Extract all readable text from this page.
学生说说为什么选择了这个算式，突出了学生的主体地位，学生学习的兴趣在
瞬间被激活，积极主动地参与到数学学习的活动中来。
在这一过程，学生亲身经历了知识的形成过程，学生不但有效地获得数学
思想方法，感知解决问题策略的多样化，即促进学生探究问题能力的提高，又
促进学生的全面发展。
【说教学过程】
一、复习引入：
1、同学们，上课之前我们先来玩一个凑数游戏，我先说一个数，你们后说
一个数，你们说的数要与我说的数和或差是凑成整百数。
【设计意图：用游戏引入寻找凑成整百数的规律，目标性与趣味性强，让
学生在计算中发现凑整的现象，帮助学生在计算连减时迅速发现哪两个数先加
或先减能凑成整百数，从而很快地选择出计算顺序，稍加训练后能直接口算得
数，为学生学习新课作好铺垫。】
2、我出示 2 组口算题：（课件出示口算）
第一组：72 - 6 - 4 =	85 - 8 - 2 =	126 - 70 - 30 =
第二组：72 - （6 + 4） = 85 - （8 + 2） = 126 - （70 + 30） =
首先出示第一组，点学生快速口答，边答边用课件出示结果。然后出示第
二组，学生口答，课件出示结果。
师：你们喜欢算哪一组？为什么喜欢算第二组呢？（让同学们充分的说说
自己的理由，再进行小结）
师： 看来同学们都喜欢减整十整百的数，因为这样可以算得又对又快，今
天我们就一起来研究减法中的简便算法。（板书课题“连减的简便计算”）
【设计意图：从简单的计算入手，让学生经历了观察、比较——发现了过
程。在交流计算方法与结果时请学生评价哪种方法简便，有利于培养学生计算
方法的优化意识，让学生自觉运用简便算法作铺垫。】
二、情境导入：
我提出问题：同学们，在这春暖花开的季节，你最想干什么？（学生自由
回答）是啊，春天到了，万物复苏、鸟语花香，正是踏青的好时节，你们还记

-----

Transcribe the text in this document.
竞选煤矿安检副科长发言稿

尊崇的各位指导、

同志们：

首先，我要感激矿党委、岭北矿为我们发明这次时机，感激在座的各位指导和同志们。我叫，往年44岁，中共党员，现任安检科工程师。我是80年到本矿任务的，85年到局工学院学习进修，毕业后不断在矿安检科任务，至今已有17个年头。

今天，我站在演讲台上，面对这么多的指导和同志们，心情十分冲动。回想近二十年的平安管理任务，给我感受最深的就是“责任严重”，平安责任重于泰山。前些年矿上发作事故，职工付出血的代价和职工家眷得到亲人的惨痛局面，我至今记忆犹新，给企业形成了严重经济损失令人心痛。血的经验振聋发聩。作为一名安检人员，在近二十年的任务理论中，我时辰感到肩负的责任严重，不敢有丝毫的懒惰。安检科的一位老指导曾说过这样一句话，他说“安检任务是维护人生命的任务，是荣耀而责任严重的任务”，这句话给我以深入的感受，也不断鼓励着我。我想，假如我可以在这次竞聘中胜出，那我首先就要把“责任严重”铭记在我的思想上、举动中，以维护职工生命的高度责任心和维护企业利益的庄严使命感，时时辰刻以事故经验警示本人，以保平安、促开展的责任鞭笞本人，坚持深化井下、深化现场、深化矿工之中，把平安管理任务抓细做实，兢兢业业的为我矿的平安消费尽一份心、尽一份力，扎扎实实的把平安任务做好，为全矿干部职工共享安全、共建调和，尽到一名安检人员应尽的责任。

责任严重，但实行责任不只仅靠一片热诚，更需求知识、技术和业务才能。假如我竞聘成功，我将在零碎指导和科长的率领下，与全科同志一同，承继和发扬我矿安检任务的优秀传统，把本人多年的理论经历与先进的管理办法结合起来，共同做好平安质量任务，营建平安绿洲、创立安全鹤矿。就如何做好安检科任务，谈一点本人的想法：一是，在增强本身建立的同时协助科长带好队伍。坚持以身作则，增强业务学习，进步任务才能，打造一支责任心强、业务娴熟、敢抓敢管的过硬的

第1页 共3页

-----

Return every line containing "this".

Extract all readable text from this page.
Transcribe the text in this document.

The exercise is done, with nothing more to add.